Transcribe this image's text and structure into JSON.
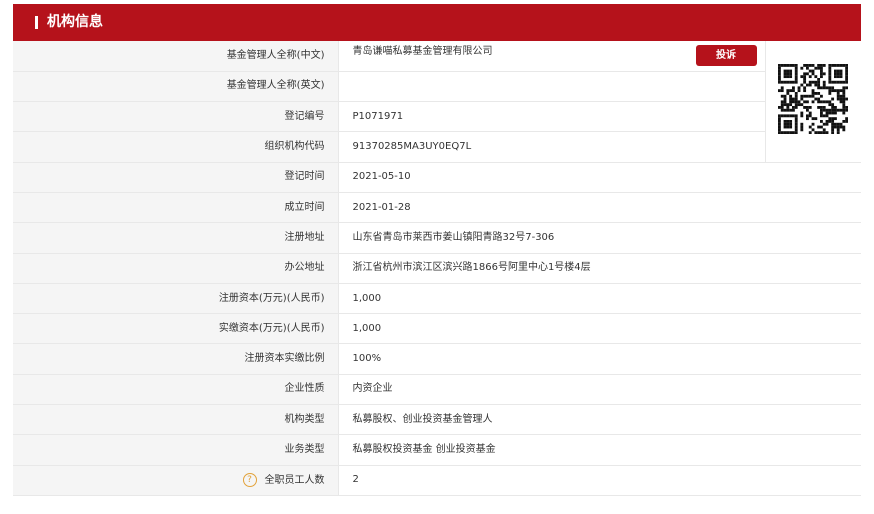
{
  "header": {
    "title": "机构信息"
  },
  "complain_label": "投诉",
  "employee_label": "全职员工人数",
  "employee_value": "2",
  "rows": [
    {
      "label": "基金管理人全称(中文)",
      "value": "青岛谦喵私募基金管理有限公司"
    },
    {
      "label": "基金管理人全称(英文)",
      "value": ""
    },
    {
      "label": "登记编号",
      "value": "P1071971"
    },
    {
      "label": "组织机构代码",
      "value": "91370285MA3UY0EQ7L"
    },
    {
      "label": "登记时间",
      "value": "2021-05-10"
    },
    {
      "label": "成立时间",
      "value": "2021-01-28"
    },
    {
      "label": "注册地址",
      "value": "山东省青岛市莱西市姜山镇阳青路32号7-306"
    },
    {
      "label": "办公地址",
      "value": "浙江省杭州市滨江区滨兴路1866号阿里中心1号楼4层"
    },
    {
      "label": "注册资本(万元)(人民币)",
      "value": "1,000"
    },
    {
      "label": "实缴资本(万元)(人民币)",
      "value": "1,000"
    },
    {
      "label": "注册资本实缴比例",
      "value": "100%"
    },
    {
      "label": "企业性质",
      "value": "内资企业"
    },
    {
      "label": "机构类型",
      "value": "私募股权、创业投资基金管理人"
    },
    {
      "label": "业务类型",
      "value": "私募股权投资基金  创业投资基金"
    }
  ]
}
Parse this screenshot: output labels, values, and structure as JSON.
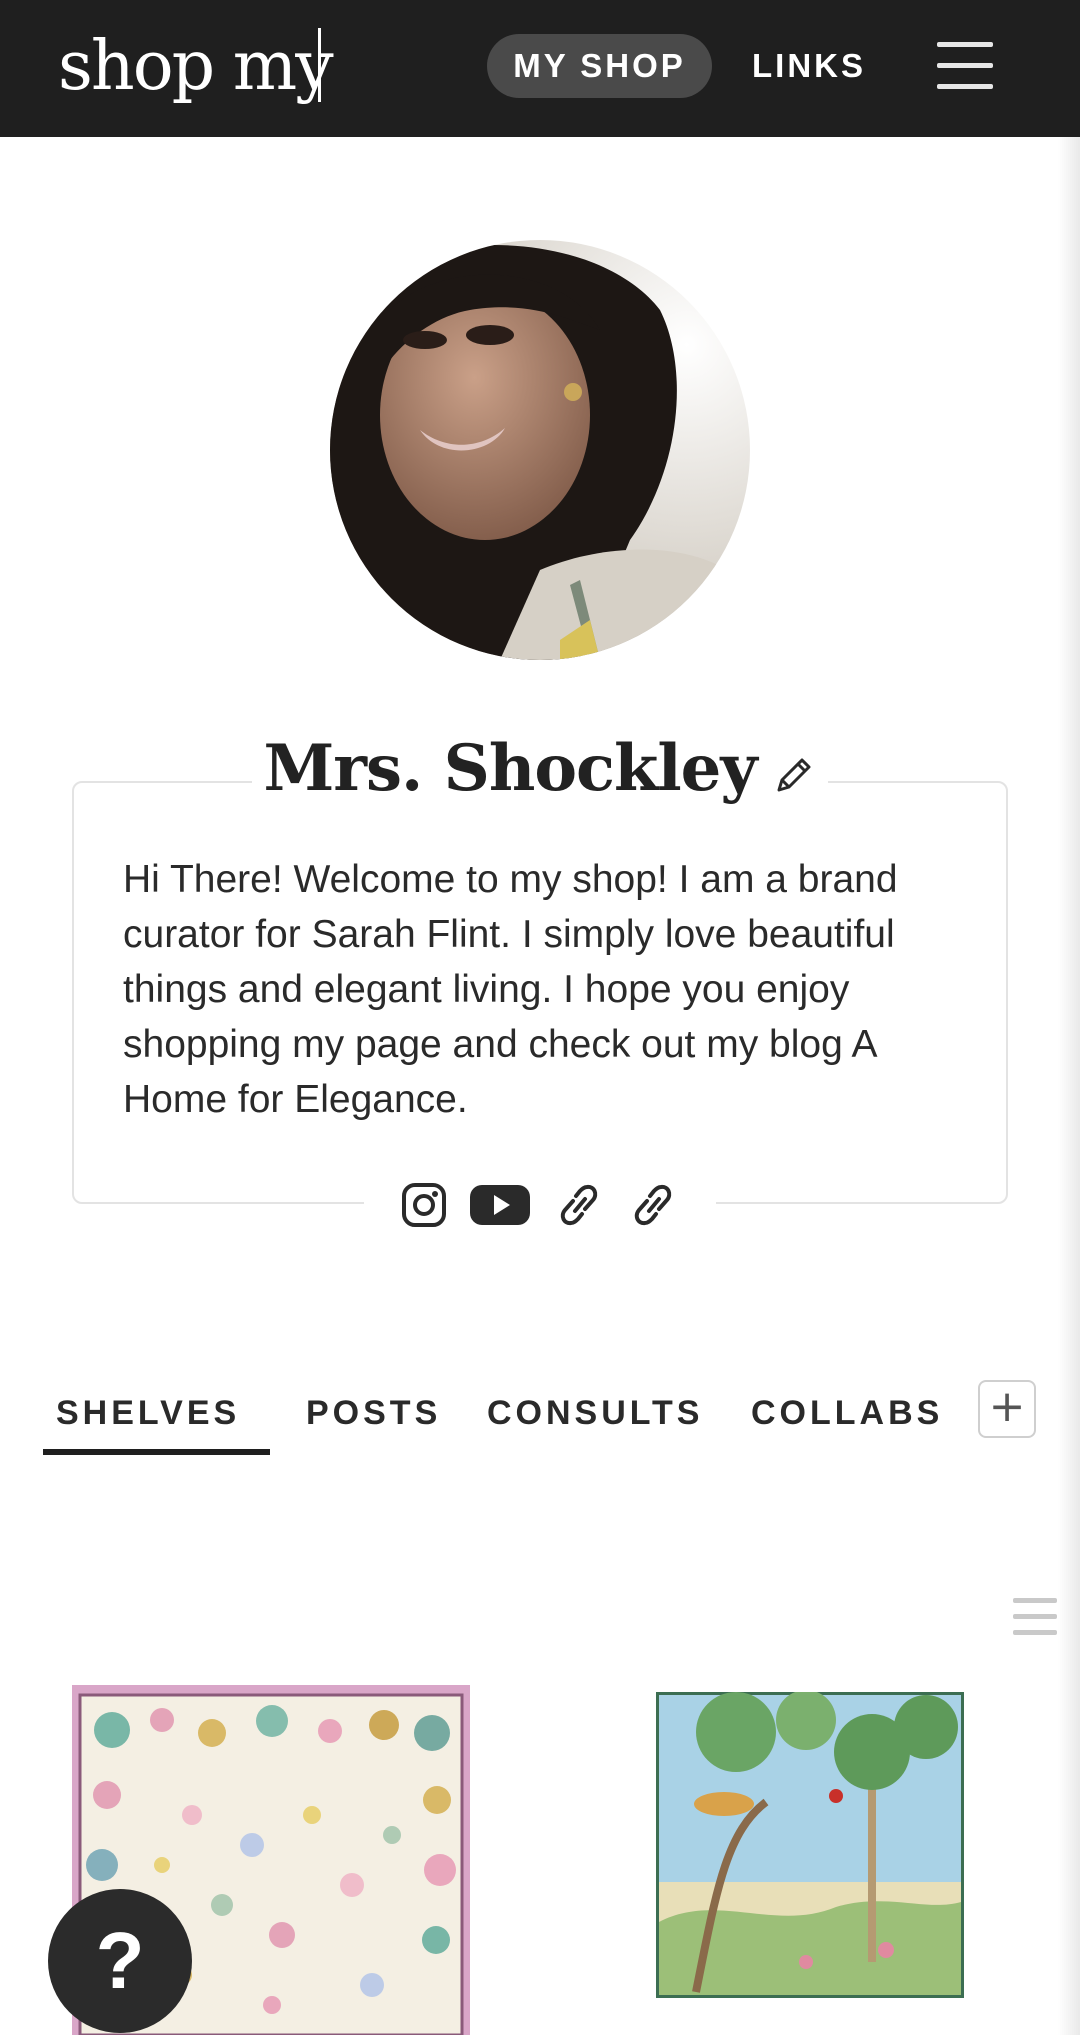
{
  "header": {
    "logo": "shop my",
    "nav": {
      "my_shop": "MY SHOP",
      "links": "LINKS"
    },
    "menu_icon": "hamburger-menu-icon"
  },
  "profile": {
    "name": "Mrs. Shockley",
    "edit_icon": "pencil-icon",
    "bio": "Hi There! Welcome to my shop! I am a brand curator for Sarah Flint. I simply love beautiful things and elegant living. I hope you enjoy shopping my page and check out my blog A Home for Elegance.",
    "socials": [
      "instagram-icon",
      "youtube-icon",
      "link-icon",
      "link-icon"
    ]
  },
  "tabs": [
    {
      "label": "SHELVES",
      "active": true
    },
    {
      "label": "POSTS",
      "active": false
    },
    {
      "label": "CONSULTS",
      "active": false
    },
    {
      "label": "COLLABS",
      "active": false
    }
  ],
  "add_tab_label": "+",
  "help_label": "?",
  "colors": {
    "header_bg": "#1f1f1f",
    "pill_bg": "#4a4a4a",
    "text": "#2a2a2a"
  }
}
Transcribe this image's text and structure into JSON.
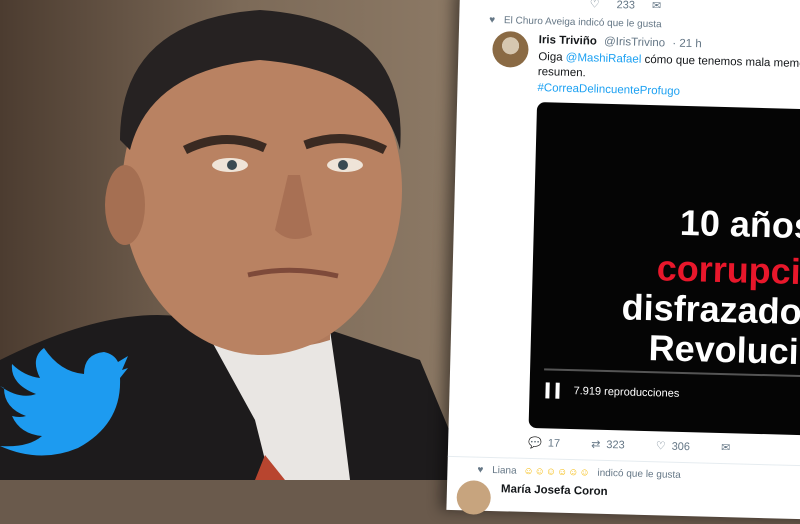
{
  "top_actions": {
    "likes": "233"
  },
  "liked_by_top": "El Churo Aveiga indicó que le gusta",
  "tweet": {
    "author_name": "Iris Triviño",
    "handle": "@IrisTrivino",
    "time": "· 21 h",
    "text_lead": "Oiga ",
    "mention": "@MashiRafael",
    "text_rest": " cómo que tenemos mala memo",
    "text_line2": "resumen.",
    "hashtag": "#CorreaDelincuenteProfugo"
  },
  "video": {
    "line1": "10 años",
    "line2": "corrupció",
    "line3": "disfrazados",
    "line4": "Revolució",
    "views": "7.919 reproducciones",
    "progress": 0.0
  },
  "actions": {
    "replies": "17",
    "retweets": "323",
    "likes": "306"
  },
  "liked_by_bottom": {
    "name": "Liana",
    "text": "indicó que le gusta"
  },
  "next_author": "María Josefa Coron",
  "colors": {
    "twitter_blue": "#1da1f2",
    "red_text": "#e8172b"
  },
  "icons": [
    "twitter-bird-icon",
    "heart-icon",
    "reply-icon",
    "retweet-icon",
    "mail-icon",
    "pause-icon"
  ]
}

○ ○ ○ ○ ○ ○ ○

YOUR TASK:
Reproduce the material above in full and without alteration, but skip all pictures.

FINAL RESULT:
Transcribe this image's text and structure into JSON.
{
  "header": {
    "title": "机构信息"
  },
  "complain_label": "投诉",
  "employee_label": "全职员工人数",
  "employee_value": "2",
  "rows": [
    {
      "label": "基金管理人全称(中文)",
      "value": "青岛谦喵私募基金管理有限公司"
    },
    {
      "label": "基金管理人全称(英文)",
      "value": ""
    },
    {
      "label": "登记编号",
      "value": "P1071971"
    },
    {
      "label": "组织机构代码",
      "value": "91370285MA3UY0EQ7L"
    },
    {
      "label": "登记时间",
      "value": "2021-05-10"
    },
    {
      "label": "成立时间",
      "value": "2021-01-28"
    },
    {
      "label": "注册地址",
      "value": "山东省青岛市莱西市姜山镇阳青路32号7-306"
    },
    {
      "label": "办公地址",
      "value": "浙江省杭州市滨江区滨兴路1866号阿里中心1号楼4层"
    },
    {
      "label": "注册资本(万元)(人民币)",
      "value": "1,000"
    },
    {
      "label": "实缴资本(万元)(人民币)",
      "value": "1,000"
    },
    {
      "label": "注册资本实缴比例",
      "value": "100%"
    },
    {
      "label": "企业性质",
      "value": "内资企业"
    },
    {
      "label": "机构类型",
      "value": "私募股权、创业投资基金管理人"
    },
    {
      "label": "业务类型",
      "value": "私募股权投资基金  创业投资基金"
    }
  ]
}
Parse this screenshot: output labels, values, and structure as JSON.
{
  "header": {
    "logo": "shop my",
    "nav": {
      "my_shop": "MY SHOP",
      "links": "LINKS"
    },
    "menu_icon": "hamburger-menu-icon"
  },
  "profile": {
    "name": "Mrs. Shockley",
    "edit_icon": "pencil-icon",
    "bio": "Hi There! Welcome to my shop! I am a brand curator for Sarah Flint. I simply love beautiful things and elegant living. I hope you enjoy shopping my page and check out my blog A Home for Elegance.",
    "socials": [
      "instagram-icon",
      "youtube-icon",
      "link-icon",
      "link-icon"
    ]
  },
  "tabs": [
    {
      "label": "SHELVES",
      "active": true
    },
    {
      "label": "POSTS",
      "active": false
    },
    {
      "label": "CONSULTS",
      "active": false
    },
    {
      "label": "COLLABS",
      "active": false
    }
  ],
  "add_tab_label": "+",
  "help_label": "?",
  "colors": {
    "header_bg": "#1f1f1f",
    "pill_bg": "#4a4a4a",
    "text": "#2a2a2a"
  }
}
Transcribe this image's text and structure into JSON.
{
  "top_actions": {
    "likes": "233"
  },
  "liked_by_top": "El Churo Aveiga indicó que le gusta",
  "tweet": {
    "author_name": "Iris Triviño",
    "handle": "@IrisTrivino",
    "time": "· 21 h",
    "text_lead": "Oiga ",
    "mention": "@MashiRafael",
    "text_rest": " cómo que tenemos mala memo",
    "text_line2": "resumen.",
    "hashtag": "#CorreaDelincuenteProfugo"
  },
  "video": {
    "line1": "10 años",
    "line2": "corrupció",
    "line3": "disfrazados",
    "line4": "Revolució",
    "views": "7.919 reproducciones",
    "progress": 0.0
  },
  "actions": {
    "replies": "17",
    "retweets": "323",
    "likes": "306"
  },
  "liked_by_bottom": {
    "name": "Liana",
    "text": "indicó que le gusta"
  },
  "next_author": "María Josefa Coron",
  "colors": {
    "twitter_blue": "#1da1f2",
    "red_text": "#e8172b"
  },
  "icons": [
    "twitter-bird-icon",
    "heart-icon",
    "reply-icon",
    "retweet-icon",
    "mail-icon",
    "pause-icon"
  ]
}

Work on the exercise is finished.